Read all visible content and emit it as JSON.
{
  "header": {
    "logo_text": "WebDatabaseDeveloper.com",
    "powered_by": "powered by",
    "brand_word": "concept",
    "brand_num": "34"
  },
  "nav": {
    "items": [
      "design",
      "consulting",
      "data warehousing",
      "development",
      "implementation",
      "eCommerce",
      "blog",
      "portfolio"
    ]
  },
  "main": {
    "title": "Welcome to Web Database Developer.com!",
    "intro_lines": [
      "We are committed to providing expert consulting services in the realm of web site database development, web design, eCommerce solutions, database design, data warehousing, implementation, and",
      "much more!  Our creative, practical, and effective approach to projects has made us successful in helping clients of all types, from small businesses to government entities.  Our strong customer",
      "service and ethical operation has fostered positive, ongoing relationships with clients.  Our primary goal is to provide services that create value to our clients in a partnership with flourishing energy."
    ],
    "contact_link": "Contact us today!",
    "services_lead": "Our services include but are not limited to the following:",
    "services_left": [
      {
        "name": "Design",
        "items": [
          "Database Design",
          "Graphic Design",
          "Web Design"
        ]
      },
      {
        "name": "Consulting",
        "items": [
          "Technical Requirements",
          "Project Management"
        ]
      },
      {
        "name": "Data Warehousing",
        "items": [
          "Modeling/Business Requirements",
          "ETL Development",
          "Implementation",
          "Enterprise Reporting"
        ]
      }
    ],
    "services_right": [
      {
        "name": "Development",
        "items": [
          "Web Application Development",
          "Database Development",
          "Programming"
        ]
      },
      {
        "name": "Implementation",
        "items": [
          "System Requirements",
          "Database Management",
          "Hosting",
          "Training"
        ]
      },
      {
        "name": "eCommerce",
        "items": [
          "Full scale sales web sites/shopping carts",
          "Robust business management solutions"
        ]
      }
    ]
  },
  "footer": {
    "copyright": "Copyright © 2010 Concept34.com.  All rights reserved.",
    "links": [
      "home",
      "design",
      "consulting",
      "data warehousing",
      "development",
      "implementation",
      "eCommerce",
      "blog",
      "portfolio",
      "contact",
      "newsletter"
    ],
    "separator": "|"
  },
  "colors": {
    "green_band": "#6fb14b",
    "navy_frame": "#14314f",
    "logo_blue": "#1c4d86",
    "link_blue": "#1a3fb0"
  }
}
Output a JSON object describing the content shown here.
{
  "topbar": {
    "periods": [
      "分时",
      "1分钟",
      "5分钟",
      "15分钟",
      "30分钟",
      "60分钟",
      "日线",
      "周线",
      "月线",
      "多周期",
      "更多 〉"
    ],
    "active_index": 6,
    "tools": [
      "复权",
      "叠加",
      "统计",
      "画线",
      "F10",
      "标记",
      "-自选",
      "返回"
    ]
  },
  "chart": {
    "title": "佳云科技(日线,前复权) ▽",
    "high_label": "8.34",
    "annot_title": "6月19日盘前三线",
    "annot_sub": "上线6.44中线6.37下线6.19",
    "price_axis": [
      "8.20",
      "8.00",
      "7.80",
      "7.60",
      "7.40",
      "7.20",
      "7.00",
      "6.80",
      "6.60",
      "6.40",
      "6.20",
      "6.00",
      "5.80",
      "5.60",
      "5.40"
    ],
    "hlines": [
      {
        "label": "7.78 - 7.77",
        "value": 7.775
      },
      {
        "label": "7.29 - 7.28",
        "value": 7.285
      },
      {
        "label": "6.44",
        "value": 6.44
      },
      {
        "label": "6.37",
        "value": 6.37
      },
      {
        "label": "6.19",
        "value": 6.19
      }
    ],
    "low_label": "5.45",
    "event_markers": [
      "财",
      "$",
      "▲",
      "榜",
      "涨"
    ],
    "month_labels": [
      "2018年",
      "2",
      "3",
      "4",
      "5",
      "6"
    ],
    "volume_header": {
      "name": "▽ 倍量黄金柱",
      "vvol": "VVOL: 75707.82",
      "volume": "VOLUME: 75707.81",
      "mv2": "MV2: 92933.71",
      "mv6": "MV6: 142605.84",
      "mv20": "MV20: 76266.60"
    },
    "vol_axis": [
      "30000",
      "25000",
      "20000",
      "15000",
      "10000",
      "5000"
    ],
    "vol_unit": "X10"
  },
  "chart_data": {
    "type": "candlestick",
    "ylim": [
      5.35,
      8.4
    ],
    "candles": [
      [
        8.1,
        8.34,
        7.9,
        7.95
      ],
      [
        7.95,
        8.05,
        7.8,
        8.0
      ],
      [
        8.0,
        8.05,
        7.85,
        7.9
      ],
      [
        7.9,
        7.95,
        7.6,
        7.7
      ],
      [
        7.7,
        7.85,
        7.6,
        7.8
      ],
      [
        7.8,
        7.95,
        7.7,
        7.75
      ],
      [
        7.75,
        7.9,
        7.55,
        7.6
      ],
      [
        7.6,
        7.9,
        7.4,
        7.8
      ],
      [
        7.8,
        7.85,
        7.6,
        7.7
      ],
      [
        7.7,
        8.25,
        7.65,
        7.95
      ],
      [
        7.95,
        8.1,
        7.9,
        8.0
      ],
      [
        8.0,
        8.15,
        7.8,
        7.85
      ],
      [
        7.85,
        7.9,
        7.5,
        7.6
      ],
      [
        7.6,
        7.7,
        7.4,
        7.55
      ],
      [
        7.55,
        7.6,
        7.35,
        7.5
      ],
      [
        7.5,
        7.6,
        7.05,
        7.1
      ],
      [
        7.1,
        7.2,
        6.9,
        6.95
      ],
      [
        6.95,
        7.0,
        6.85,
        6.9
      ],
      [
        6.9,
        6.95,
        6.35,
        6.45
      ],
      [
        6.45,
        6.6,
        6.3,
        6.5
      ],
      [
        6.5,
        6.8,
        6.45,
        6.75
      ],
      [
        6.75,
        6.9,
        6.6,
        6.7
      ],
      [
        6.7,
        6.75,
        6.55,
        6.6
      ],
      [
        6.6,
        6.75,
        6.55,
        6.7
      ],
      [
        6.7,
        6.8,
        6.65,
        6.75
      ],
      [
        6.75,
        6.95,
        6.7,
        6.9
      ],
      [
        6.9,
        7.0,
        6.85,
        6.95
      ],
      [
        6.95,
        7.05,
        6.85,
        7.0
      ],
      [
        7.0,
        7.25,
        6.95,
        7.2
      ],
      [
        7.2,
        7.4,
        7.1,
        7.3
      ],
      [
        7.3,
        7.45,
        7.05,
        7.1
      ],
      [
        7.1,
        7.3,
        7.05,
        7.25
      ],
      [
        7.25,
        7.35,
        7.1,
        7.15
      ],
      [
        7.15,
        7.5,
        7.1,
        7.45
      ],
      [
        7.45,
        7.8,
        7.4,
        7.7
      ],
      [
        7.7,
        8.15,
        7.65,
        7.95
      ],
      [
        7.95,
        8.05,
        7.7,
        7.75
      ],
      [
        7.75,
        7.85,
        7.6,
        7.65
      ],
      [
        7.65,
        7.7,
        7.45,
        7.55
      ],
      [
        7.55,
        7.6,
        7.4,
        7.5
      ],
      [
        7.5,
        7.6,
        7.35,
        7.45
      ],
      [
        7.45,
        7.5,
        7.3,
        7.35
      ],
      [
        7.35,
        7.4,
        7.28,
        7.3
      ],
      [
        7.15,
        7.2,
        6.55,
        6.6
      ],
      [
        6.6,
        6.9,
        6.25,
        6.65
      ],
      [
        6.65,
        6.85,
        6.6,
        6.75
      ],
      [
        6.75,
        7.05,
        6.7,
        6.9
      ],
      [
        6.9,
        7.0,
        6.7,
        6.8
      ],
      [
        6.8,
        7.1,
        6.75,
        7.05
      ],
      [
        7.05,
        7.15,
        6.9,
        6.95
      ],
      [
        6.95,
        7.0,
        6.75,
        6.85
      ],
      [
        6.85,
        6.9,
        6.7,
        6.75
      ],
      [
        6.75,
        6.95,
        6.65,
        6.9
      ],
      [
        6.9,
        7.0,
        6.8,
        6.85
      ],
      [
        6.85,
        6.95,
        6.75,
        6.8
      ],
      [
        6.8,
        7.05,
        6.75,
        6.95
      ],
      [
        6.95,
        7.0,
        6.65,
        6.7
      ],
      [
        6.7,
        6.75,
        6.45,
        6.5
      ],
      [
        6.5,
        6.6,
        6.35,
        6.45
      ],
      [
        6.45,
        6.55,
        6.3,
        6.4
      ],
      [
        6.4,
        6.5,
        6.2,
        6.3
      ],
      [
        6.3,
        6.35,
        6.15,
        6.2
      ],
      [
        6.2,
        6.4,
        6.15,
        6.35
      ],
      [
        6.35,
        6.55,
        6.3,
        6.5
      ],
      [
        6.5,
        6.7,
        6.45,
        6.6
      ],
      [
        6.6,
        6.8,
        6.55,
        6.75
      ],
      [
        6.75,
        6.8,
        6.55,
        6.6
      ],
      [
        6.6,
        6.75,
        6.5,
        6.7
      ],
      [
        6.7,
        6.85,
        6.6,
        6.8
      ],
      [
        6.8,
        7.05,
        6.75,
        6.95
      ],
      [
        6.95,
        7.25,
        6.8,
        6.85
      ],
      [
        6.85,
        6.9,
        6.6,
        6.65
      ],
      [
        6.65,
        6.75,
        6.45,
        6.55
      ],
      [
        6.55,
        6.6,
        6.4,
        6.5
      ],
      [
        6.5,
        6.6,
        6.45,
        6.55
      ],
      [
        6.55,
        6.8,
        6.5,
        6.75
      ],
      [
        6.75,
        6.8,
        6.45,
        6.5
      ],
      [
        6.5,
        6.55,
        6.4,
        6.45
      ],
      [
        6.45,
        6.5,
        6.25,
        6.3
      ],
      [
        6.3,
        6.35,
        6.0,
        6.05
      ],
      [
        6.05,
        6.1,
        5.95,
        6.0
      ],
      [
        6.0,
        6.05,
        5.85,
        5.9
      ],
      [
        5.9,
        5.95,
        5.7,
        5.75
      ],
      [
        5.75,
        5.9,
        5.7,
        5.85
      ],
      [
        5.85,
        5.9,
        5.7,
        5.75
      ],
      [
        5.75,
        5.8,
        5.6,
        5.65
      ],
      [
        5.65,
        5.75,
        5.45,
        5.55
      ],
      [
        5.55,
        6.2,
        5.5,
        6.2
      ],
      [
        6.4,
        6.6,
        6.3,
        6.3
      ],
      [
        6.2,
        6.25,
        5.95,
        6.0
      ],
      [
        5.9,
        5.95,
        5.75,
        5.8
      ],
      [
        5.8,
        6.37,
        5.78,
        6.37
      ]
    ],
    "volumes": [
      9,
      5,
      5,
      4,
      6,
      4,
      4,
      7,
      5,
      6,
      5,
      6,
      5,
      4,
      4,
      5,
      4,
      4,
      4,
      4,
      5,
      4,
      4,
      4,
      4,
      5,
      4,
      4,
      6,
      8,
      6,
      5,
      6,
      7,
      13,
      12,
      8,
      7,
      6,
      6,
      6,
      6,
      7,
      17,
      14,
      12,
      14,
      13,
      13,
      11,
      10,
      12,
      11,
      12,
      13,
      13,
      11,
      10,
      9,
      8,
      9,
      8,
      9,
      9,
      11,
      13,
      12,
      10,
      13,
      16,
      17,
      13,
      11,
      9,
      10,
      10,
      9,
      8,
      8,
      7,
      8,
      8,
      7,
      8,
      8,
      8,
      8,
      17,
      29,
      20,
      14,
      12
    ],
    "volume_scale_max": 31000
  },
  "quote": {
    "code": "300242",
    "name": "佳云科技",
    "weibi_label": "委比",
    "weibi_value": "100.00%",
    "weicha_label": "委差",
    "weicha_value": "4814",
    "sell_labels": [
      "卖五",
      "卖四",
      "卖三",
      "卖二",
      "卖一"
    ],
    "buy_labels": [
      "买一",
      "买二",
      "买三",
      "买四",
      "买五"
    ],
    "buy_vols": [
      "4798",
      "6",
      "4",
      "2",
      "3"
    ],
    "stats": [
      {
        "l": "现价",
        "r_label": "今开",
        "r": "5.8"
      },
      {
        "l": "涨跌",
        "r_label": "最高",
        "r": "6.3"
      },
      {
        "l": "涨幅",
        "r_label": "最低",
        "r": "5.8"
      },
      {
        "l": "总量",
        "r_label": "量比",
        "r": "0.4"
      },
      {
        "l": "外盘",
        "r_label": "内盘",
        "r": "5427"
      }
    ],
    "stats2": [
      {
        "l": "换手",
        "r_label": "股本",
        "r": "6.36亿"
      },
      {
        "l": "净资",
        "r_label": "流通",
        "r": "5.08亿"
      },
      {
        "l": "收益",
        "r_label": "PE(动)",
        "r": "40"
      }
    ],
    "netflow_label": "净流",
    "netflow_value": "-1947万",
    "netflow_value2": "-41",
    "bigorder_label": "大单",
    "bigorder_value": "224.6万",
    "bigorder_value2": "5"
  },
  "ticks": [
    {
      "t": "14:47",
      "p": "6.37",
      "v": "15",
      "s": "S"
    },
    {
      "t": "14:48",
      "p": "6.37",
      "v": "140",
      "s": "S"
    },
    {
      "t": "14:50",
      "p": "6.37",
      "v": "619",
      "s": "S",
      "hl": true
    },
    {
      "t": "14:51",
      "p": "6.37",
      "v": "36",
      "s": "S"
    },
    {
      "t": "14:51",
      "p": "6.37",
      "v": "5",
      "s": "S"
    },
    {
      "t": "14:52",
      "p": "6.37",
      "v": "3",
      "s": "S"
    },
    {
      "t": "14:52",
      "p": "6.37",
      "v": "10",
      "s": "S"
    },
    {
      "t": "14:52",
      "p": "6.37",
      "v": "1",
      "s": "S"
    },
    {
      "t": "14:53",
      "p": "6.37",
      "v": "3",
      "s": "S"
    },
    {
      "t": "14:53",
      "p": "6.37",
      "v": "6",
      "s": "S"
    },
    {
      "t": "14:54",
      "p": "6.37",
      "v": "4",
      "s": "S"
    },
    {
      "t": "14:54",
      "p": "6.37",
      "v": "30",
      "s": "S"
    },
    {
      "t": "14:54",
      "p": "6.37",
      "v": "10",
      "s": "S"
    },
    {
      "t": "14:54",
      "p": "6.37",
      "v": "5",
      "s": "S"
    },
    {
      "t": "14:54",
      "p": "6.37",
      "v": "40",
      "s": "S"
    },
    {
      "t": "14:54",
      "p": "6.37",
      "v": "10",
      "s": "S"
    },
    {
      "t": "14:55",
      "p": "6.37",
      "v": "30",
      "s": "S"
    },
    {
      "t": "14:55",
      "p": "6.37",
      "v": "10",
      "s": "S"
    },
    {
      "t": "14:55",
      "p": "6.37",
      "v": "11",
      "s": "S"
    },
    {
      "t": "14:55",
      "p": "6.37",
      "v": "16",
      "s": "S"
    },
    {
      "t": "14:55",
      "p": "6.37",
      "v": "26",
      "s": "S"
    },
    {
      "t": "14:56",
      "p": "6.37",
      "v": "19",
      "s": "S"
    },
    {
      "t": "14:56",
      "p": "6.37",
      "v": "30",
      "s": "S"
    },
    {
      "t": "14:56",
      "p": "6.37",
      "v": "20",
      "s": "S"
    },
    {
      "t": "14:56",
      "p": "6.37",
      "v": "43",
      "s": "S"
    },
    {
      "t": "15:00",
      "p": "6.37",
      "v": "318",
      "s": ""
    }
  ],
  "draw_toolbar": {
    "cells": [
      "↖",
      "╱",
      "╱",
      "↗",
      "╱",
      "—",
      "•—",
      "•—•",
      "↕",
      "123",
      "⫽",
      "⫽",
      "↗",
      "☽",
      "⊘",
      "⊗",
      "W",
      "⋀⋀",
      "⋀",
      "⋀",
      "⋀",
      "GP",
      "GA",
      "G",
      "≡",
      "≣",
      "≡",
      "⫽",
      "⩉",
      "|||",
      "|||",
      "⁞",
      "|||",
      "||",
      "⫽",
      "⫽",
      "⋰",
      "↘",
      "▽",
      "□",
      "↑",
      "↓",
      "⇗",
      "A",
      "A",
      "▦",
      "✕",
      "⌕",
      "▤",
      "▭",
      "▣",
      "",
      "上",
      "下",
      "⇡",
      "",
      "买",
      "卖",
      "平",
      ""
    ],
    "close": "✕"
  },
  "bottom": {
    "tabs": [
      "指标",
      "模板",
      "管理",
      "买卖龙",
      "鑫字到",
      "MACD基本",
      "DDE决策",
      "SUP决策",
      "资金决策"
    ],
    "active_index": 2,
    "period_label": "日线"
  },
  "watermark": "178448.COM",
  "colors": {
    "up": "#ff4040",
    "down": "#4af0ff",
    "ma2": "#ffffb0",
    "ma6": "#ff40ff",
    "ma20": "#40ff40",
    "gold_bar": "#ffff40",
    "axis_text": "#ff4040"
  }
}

• • • • • • •

Check each line above for the word "JSON" and copy the ones that have it.

Read all visible content and emit it as JSON.
Output a JSON object describing the content shown here.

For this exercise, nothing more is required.